* **Exercise instructions**
Select lines where the word "factos" appears.
::: Available records
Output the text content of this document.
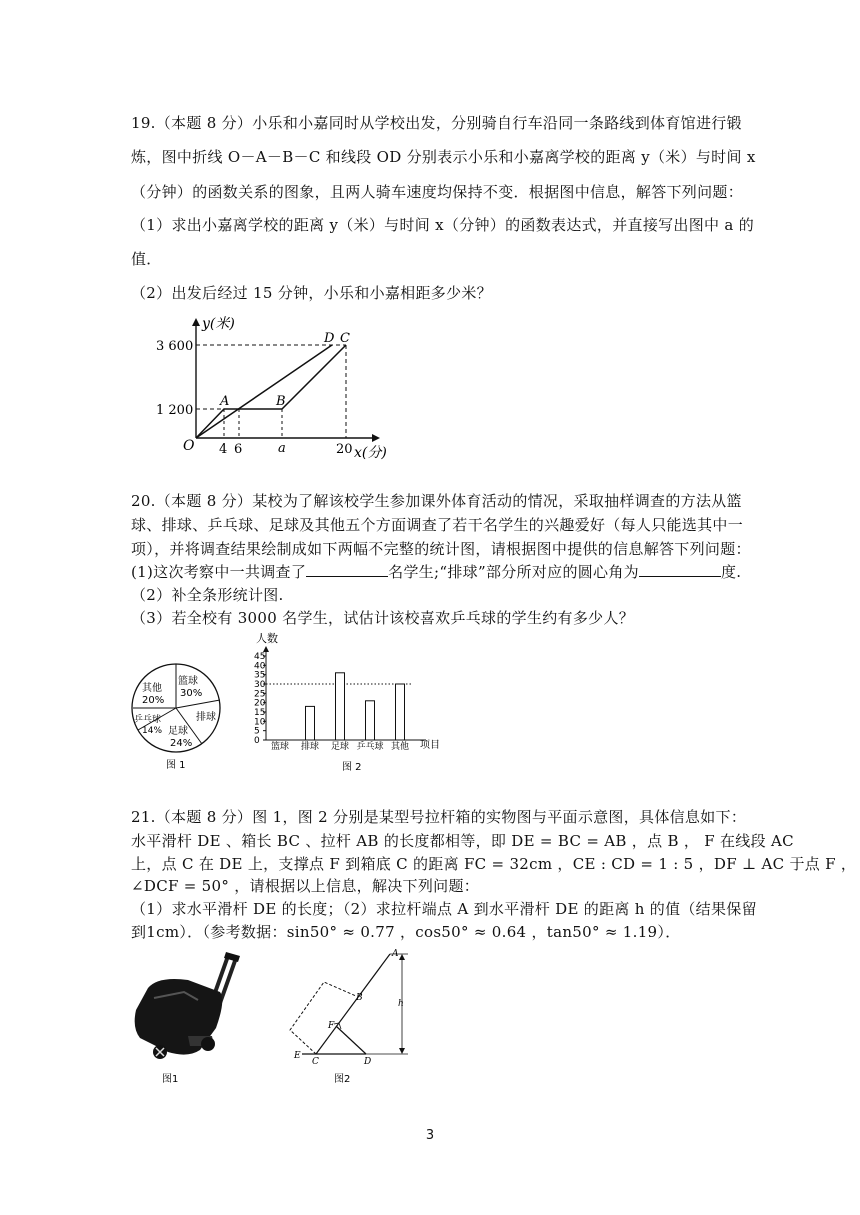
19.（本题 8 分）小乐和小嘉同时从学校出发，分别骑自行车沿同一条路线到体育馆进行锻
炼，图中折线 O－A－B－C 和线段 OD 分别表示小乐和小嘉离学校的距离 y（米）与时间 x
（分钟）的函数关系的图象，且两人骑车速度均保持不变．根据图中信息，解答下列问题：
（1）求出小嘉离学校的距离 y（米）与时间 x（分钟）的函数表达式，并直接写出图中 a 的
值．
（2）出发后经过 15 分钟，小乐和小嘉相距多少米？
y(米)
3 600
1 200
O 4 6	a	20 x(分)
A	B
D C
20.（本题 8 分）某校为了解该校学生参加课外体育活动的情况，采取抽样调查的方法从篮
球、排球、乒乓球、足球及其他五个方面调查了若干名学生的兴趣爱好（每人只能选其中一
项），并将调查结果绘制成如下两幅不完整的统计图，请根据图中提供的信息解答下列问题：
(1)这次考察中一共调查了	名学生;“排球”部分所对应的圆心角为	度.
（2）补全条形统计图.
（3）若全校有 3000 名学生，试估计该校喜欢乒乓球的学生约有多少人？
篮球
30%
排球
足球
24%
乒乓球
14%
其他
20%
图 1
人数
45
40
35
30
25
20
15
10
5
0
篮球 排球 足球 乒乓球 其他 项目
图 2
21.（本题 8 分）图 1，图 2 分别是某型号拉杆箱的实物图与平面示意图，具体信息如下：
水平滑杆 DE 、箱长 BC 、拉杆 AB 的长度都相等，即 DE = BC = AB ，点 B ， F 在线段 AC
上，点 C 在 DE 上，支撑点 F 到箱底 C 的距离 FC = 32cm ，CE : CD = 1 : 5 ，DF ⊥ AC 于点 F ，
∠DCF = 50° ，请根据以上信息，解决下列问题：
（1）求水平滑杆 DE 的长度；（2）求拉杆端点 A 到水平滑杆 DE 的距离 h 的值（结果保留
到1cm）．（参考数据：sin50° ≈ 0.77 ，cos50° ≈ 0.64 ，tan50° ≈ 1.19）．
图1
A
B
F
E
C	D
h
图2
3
::::::
::: Available records
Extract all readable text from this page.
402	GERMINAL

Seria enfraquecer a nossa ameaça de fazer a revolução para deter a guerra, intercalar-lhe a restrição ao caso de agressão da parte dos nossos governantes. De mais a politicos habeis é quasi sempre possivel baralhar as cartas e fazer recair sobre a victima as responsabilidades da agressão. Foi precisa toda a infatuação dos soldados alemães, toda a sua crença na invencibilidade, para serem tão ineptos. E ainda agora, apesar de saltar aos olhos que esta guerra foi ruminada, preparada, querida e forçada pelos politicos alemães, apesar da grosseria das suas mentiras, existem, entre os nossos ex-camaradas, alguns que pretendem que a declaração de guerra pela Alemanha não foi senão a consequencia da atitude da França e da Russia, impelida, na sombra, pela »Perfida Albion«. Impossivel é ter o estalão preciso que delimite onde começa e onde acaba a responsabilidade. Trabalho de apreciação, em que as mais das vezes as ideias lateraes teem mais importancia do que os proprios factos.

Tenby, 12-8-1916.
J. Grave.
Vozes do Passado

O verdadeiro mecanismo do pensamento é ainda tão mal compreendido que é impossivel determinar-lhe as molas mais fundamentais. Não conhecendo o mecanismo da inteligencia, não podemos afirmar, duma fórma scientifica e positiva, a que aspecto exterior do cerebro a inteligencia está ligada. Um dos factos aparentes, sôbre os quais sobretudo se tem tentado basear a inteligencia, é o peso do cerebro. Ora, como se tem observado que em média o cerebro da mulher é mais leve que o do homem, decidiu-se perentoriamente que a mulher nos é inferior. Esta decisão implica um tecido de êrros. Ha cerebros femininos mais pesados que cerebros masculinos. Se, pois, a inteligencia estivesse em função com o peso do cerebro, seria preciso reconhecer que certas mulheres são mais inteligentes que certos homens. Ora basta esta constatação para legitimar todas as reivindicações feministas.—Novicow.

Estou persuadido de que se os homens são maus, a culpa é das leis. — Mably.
::::::
* **Expected answer**
Seria enfraquecer a nossa ameaça de fazer a revolução para deter a guerra, intercalar-lhe a restrição ao caso de agressão da parte dos nossos governantes. De mais a politicos habeis é quasi sempre possivel baralhar as cartas e fazer recair sobre a victima as responsabilidades da agressão. Foi precisa toda a infatuação dos soldados alemães, toda a sua crença na invencibilidade, para serem tão ineptos. E ainda agora, apesar de saltar aos olhos que esta guerra foi ruminada, preparada, querida e forçada pelos politicos alemães, apesar da grosseria das suas mentiras, existem, entre os nossos ex-camaradas, alguns que pretendem que a declaração de guerra pela Alemanha não foi senão a consequencia da atitude da França e da Russia, impelida, na sombra, pela »Perfida Albion«. Impossivel é ter o estalão preciso que delimite onde começa e onde acaba a responsabilidade. Trabalho de apreciação, em que as mais das vezes as ideias lateraes teem mais importancia do que os proprios factos.
O verdadeiro mecanismo do pensamento é ainda tão mal compreendido que é impossivel determinar-lhe as molas mais fundamentais. Não conhecendo o mecanismo da inteligencia, não podemos afirmar, duma fórma scientifica e positiva, a que aspecto exterior do cerebro a inteligencia está ligada. Um dos factos aparentes, sôbre os quais sobretudo se tem tentado basear a inteligencia, é o peso do cerebro. Ora, como se tem observado que em média o cerebro da mulher é mais leve que o do homem, decidiu-se perentoriamente que a mulher nos é inferior. Esta decisão implica um tecido de êrros. Ha cerebros femininos mais pesados que cerebros masculinos. Se, pois, a inteligencia estivesse em função com o peso do cerebro, seria preciso reconhecer que certas mulheres são mais inteligentes que certos homens. Ora basta esta constatação para legitimar todas as reivindicações feministas.—Novicow.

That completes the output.